■ WORK TO BE COMPLETED: Check every line of the entries for "rund", and copy the lines that hold it.

[Stored data entries]
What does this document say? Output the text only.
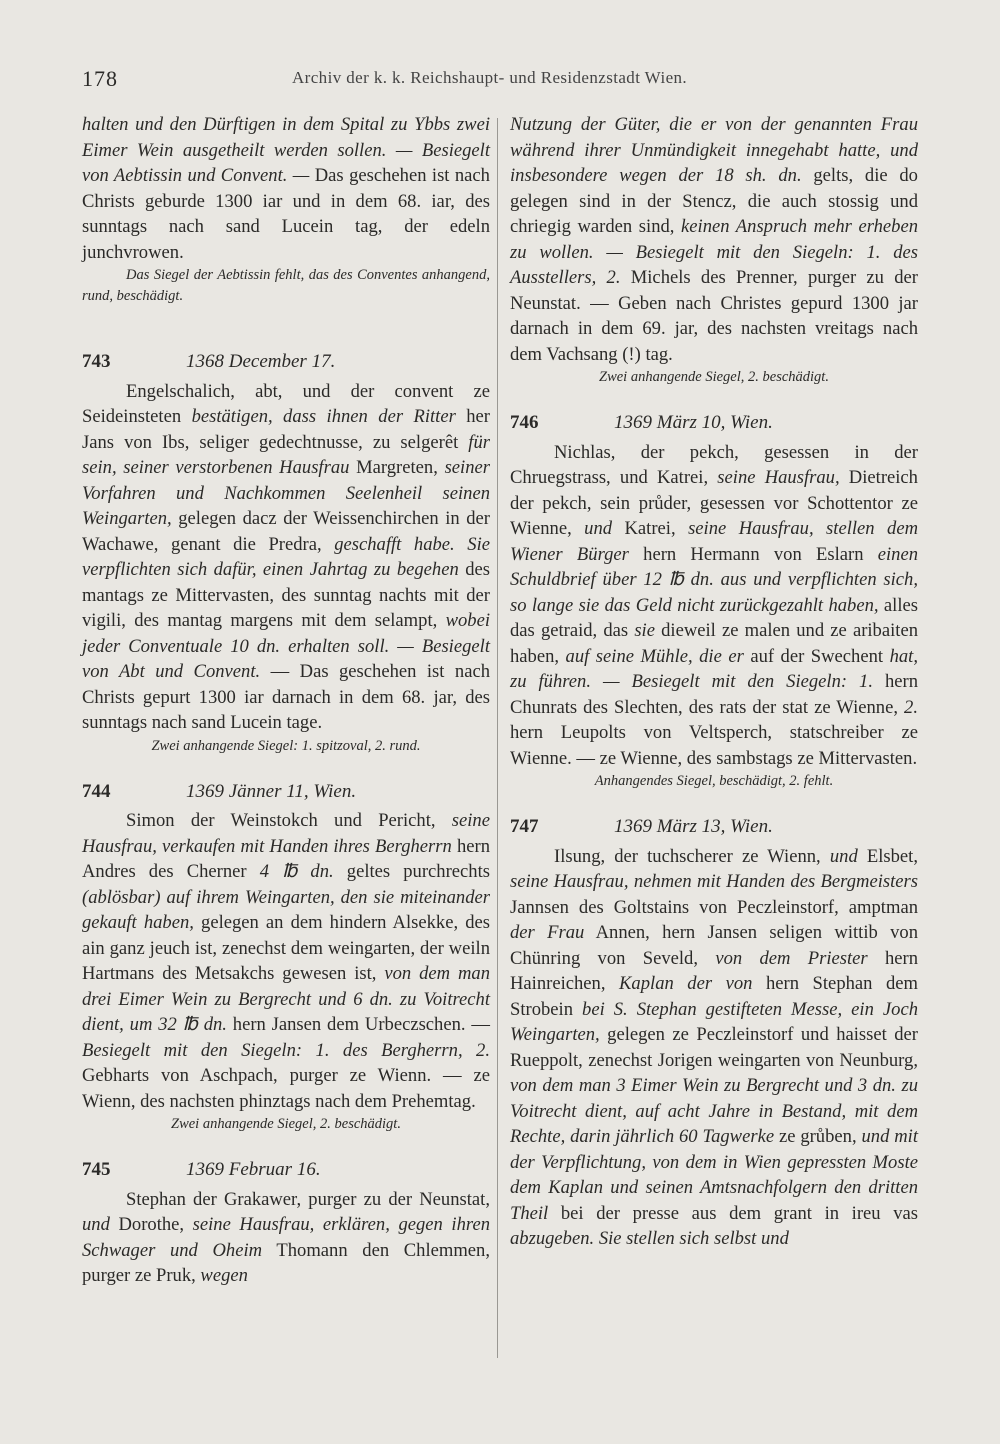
178	Archiv der k. k. Reichshaupt- und Residenzstadt Wien.

halten und den Dürftigen in dem Spital zu Ybbs zwei Eimer Wein ausgetheilt werden sollen. — Besiegelt von Aebtissin und Convent. — Das geschehen ist nach Christs geburde 1300 iar und in dem 68. iar, des sunntags nach sand Lucein tag, der edeln junchvrowen.

Das Siegel der Aebtissin fehlt, das des Conventes anhangend, rund, beschädigt.

743	1368 December 17.

Engelschalich, abt, und der convent ze Seideinsteten bestätigen, dass ihnen der Ritter her Jans von Ibs, seliger gedechtnusse, zu selgerêt für sein, seiner verstorbenen Hausfrau Margreten, seiner Vorfahren und Nachkommen Seelenheil seinen Weingarten, gelegen dacz der Weissenchirchen in der Wachawe, genant die Predra, geschafft habe. Sie verpflichten sich dafür, einen Jahrtag zu begehen des mantags ze Mittervasten, des sunntag nachts mit der vigili, des mantag margens mit dem selampt, wobei jeder Conventuale 10 dn. erhalten soll. — Besiegelt von Abt und Convent. — Das geschehen ist nach Christs gepurt 1300 iar darnach in dem 68. jar, des sunntags nach sand Lucein tage.

Zwei anhangende Siegel: 1. spitzoval, 2. rund.

744	1369 Jänner 11, Wien.

Simon der Weinstokch und Pericht, seine Hausfrau, verkaufen mit Handen ihres Bergherrn hern Andres des Cherner 4 ℔ dn. geltes purchrechts (ablösbar) auf ihrem Weingarten, den sie miteinander gekauft haben, gelegen an dem hindern Alsekke, des ain ganz jeuch ist, zenechst dem weingarten, der weiln Hartmans des Metsakchs gewesen ist, von dem man drei Eimer Wein zu Bergrecht und 6 dn. zu Voitrecht dient, um 32 ℔ dn. hern Jansen dem Urbeczschen. — Besiegelt mit den Siegeln: 1. des Bergherrn, 2. Gebharts von Aschpach, purger ze Wienn. — ze Wienn, des nachsten phinztags nach dem Prehemtag.

Zwei anhangende Siegel, 2. beschädigt.

745	1369 Februar 16.

Stephan der Grakawer, purger zu der Neunstat, und Dorothe, seine Hausfrau, erklären, gegen ihren Schwager und Oheim Thomann den Chlemmen, purger ze Pruk, wegen

Nutzung der Güter, die er von der genannten Frau während ihrer Unmündigkeit innegehabt hatte, und insbesondere wegen der 18 sh. dn. gelts, die do gelegen sind in der Stencz, die auch stossig und chriegig warden sind, keinen Anspruch mehr erheben zu wollen. — Besiegelt mit den Siegeln: 1. des Ausstellers, 2. Michels des Prenner, purger zu der Neunstat. — Geben nach Christes gepurd 1300 jar darnach in dem 69. jar, des nachsten vreitags nach dem Vachsang (!) tag.

Zwei anhangende Siegel, 2. beschädigt.

746	1369 März 10, Wien.

Nichlas, der pekch, gesessen in der Chruegstrass, und Katrei, seine Hausfrau, Dietreich der pekch, sein průder, gesessen vor Schottentor ze Wienne, und Katrei, seine Hausfrau, stellen dem Wiener Bürger hern Hermann von Eslarn einen Schuldbrief über 12 ℔ dn. aus und verpflichten sich, so lange sie das Geld nicht zurückgezahlt haben, alles das getraid, das sie dieweil ze malen und ze aribaiten haben, auf seine Mühle, die er auf der Swechent hat, zu führen. — Besiegelt mit den Siegeln: 1. hern Chunrats des Slechten, des rats der stat ze Wienne, 2. hern Leupolts von Veltsperch, statschreiber ze Wienne. — ze Wienne, des sambstags ze Mittervasten.

Anhangendes Siegel, beschädigt, 2. fehlt.

747	1369 März 13, Wien.

Ilsung, der tuchscherer ze Wienn, und Elsbet, seine Hausfrau, nehmen mit Handen des Bergmeisters Jannsen des Goltstains von Peczleinstorf, amptman der Frau Annen, hern Jansen seligen wittib von Chünring von Seveld, von dem Priester hern Hainreichen, Kaplan der von hern Stephan dem Strobein bei S. Stephan gestifteten Messe, ein Joch Weingarten, gelegen ze Peczleinstorf und haisset der Rueppolt, zenechst Jorigen weingarten von Neunburg, von dem man 3 Eimer Wein zu Bergrecht und 3 dn. zu Voitrecht dient, auf acht Jahre in Bestand, mit dem Rechte, darin jährlich 60 Tagwerke ze grůben, und mit der Verpflichtung, von dem in Wien gepressten Moste dem Kaplan und seinen Amtsnachfolgern den dritten Theil bei der presse aus dem grant in ireu vas abzugeben. Sie stellen sich selbst und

■ OUTPUT:
Das Siegel der Aebtissin fehlt, das des Conventes anhangend, rund, beschädigt.
Zwei anhangende Siegel: 1. spitzoval, 2. rund.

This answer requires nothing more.